#### AIM:
Transcribe the data in full and exactly, omitting any pictures.

#### Data records:
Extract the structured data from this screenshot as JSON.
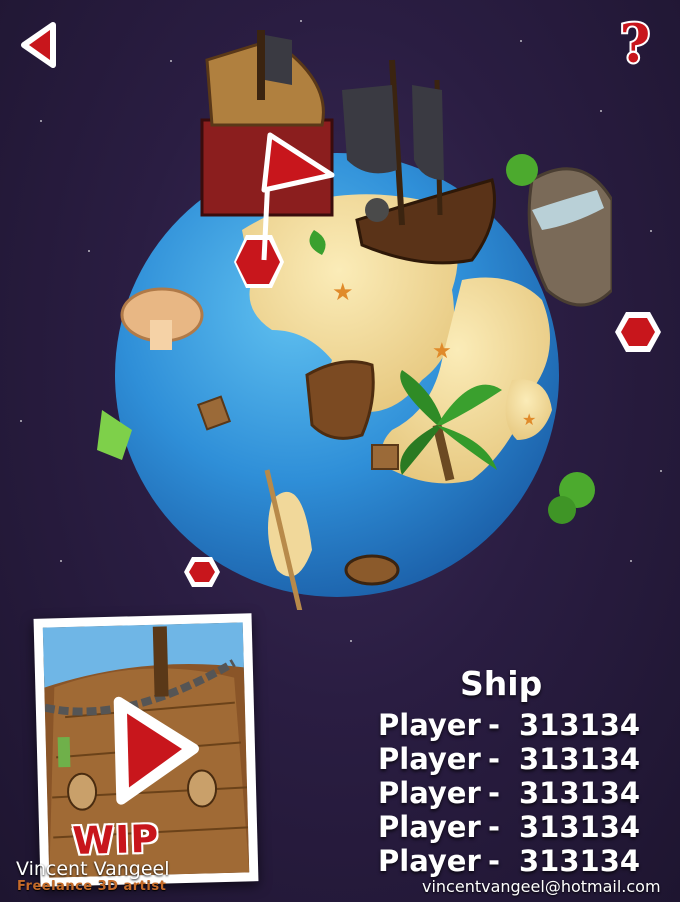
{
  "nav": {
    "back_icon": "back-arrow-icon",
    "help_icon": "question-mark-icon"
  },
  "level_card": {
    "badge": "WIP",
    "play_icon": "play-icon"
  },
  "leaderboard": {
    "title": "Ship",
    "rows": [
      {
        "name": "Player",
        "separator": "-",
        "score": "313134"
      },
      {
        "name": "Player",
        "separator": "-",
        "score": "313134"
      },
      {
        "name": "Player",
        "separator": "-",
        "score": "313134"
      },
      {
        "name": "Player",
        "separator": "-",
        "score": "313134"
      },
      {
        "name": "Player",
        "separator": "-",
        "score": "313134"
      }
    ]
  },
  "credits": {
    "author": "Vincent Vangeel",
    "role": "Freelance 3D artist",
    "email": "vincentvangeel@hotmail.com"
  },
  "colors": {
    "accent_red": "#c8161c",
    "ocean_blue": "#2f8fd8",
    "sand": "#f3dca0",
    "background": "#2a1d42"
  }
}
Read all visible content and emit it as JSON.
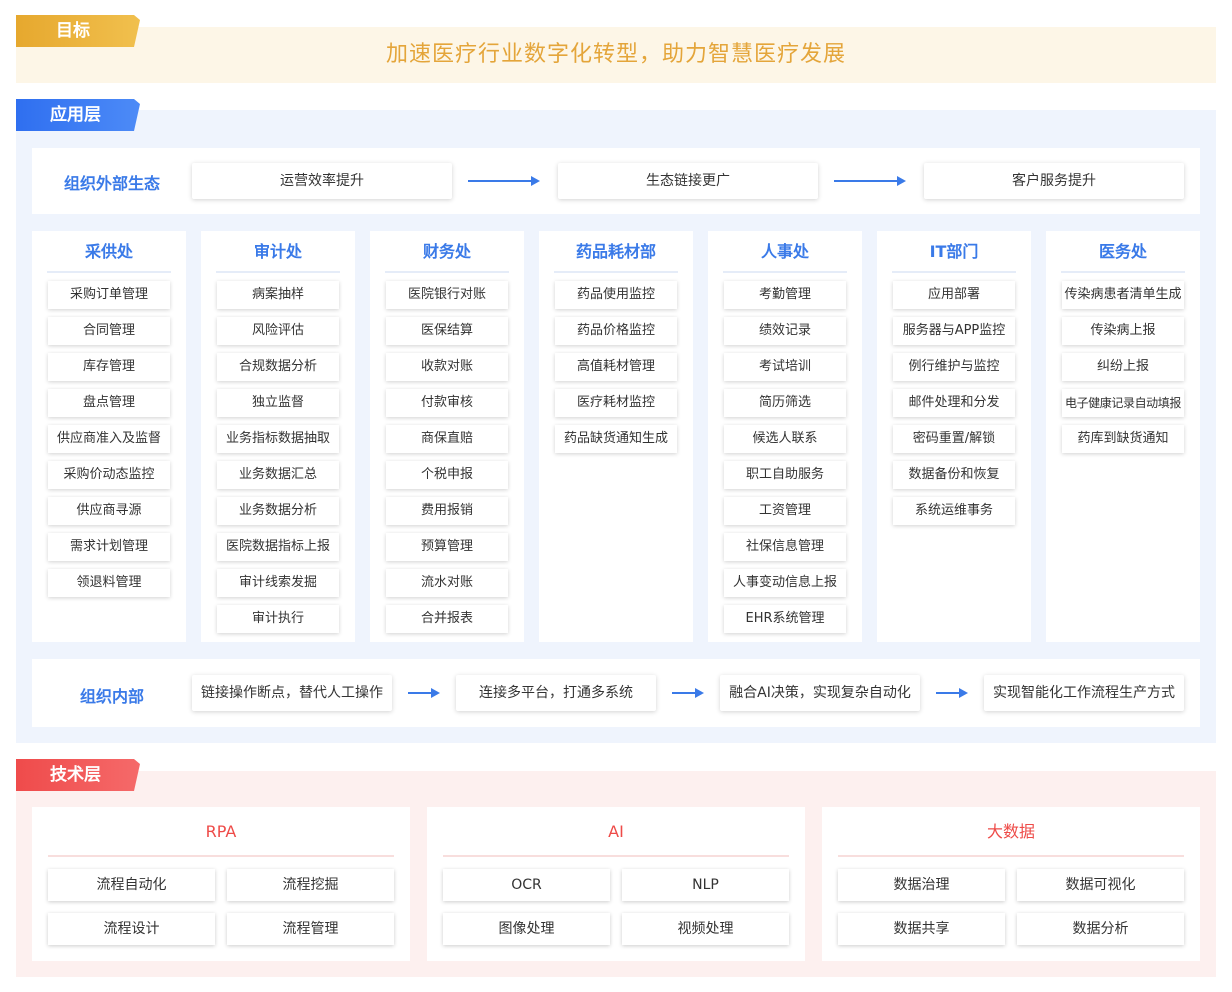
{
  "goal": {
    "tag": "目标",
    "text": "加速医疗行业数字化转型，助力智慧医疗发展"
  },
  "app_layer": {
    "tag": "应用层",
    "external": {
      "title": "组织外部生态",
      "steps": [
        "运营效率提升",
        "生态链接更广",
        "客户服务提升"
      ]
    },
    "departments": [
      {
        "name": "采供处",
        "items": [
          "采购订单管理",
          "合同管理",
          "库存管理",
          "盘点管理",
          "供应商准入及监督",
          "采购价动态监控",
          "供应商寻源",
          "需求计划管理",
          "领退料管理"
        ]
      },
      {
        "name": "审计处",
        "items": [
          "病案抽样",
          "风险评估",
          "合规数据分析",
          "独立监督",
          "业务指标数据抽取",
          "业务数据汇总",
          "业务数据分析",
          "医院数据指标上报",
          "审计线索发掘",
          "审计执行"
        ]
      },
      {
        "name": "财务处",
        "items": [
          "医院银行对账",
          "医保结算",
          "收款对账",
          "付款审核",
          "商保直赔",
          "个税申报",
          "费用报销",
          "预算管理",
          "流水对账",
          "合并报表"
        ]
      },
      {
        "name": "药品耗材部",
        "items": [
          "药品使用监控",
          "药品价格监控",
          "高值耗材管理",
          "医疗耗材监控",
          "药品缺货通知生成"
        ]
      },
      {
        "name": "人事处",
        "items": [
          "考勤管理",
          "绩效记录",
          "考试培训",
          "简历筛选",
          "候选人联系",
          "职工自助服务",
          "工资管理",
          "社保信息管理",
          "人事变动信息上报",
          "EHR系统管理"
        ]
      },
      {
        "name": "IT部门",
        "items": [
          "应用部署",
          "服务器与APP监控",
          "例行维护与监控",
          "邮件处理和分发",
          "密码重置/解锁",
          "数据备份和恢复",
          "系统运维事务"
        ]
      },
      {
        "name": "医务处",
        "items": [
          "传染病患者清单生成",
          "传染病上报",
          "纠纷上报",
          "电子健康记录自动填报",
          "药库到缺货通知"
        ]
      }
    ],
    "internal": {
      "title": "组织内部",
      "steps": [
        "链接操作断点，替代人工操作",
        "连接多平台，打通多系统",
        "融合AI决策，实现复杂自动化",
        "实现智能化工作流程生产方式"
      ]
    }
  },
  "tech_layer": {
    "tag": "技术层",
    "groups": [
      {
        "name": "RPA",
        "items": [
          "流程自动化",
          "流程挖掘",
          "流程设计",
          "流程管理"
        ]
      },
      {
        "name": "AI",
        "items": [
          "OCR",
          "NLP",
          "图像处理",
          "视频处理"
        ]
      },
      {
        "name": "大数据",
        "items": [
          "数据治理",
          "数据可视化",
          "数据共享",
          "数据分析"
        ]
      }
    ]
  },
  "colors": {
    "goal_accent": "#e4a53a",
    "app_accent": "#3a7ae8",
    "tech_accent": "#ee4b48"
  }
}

#### SOLUTION BELOW:
Extract the structured data from this screenshot as JSON.
{
  "nav": {
    "back_icon": "back-arrow-icon",
    "help_icon": "question-mark-icon"
  },
  "level_card": {
    "badge": "WIP",
    "play_icon": "play-icon"
  },
  "leaderboard": {
    "title": "Ship",
    "rows": [
      {
        "name": "Player",
        "separator": "-",
        "score": "313134"
      },
      {
        "name": "Player",
        "separator": "-",
        "score": "313134"
      },
      {
        "name": "Player",
        "separator": "-",
        "score": "313134"
      },
      {
        "name": "Player",
        "separator": "-",
        "score": "313134"
      },
      {
        "name": "Player",
        "separator": "-",
        "score": "313134"
      }
    ]
  },
  "credits": {
    "author": "Vincent Vangeel",
    "role": "Freelance 3D artist",
    "email": "vincentvangeel@hotmail.com"
  },
  "colors": {
    "accent_red": "#c8161c",
    "ocean_blue": "#2f8fd8",
    "sand": "#f3dca0",
    "background": "#2a1d42"
  }
}
Read all visible content and emit it as JSON.
{
  "goal": {
    "tag": "目标",
    "text": "加速医疗行业数字化转型，助力智慧医疗发展"
  },
  "app_layer": {
    "tag": "应用层",
    "external": {
      "title": "组织外部生态",
      "steps": [
        "运营效率提升",
        "生态链接更广",
        "客户服务提升"
      ]
    },
    "departments": [
      {
        "name": "采供处",
        "items": [
          "采购订单管理",
          "合同管理",
          "库存管理",
          "盘点管理",
          "供应商准入及监督",
          "采购价动态监控",
          "供应商寻源",
          "需求计划管理",
          "领退料管理"
        ]
      },
      {
        "name": "审计处",
        "items": [
          "病案抽样",
          "风险评估",
          "合规数据分析",
          "独立监督",
          "业务指标数据抽取",
          "业务数据汇总",
          "业务数据分析",
          "医院数据指标上报",
          "审计线索发掘",
          "审计执行"
        ]
      },
      {
        "name": "财务处",
        "items": [
          "医院银行对账",
          "医保结算",
          "收款对账",
          "付款审核",
          "商保直赔",
          "个税申报",
          "费用报销",
          "预算管理",
          "流水对账",
          "合并报表"
        ]
      },
      {
        "name": "药品耗材部",
        "items": [
          "药品使用监控",
          "药品价格监控",
          "高值耗材管理",
          "医疗耗材监控",
          "药品缺货通知生成"
        ]
      },
      {
        "name": "人事处",
        "items": [
          "考勤管理",
          "绩效记录",
          "考试培训",
          "简历筛选",
          "候选人联系",
          "职工自助服务",
          "工资管理",
          "社保信息管理",
          "人事变动信息上报",
          "EHR系统管理"
        ]
      },
      {
        "name": "IT部门",
        "items": [
          "应用部署",
          "服务器与APP监控",
          "例行维护与监控",
          "邮件处理和分发",
          "密码重置/解锁",
          "数据备份和恢复",
          "系统运维事务"
        ]
      },
      {
        "name": "医务处",
        "items": [
          "传染病患者清单生成",
          "传染病上报",
          "纠纷上报",
          "电子健康记录自动填报",
          "药库到缺货通知"
        ]
      }
    ],
    "internal": {
      "title": "组织内部",
      "steps": [
        "链接操作断点，替代人工操作",
        "连接多平台，打通多系统",
        "融合AI决策，实现复杂自动化",
        "实现智能化工作流程生产方式"
      ]
    }
  },
  "tech_layer": {
    "tag": "技术层",
    "groups": [
      {
        "name": "RPA",
        "items": [
          "流程自动化",
          "流程挖掘",
          "流程设计",
          "流程管理"
        ]
      },
      {
        "name": "AI",
        "items": [
          "OCR",
          "NLP",
          "图像处理",
          "视频处理"
        ]
      },
      {
        "name": "大数据",
        "items": [
          "数据治理",
          "数据可视化",
          "数据共享",
          "数据分析"
        ]
      }
    ]
  },
  "colors": {
    "goal_accent": "#e4a53a",
    "app_accent": "#3a7ae8",
    "tech_accent": "#ee4b48"
  }
}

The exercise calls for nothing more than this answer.